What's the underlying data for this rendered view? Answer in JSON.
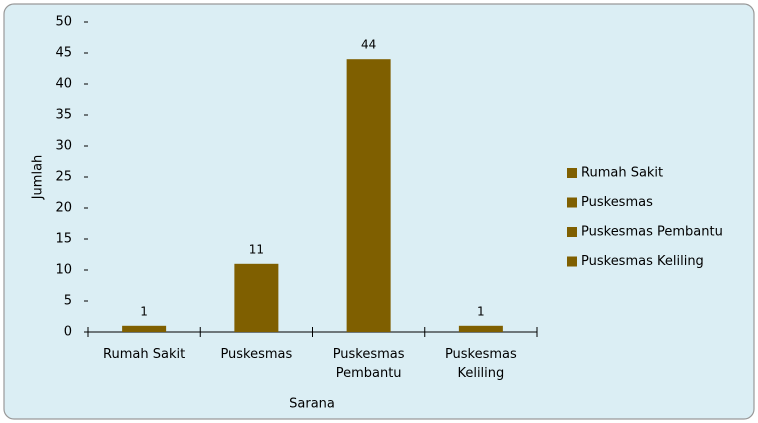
{
  "chart_data": {
    "type": "bar",
    "categories": [
      "Rumah Sakit",
      "Puskesmas",
      "Puskesmas Pembantu",
      "Puskesmas Keliling"
    ],
    "values": [
      1,
      11,
      44,
      1
    ],
    "color": "#7f5f00",
    "ylim": [
      0,
      50
    ],
    "yticks": [
      0,
      5,
      10,
      15,
      20,
      25,
      30,
      35,
      40,
      45,
      50
    ],
    "x_label": "Sarana",
    "y_label": "Jumlah",
    "legend": "right",
    "grid": false
  }
}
===
▶ [GOAL] Exactly as written, return every line of the listing, but not the pictures.

▶ [OUTPUT OF THE EXERCISE]
What's the underlying data for this rendered view? Answer in JSON.
{
  "chart_data": {
    "type": "bar",
    "categories": [
      "Rumah Sakit",
      "Puskesmas",
      "Puskesmas Pembantu",
      "Puskesmas Keliling"
    ],
    "values": [
      1,
      11,
      44,
      1
    ],
    "color": "#7f5f00",
    "ylim": [
      0,
      50
    ],
    "yticks": [
      0,
      5,
      10,
      15,
      20,
      25,
      30,
      35,
      40,
      45,
      50
    ],
    "x_label": "Sarana",
    "y_label": "Jumlah",
    "legend": "right",
    "grid": false
  }
}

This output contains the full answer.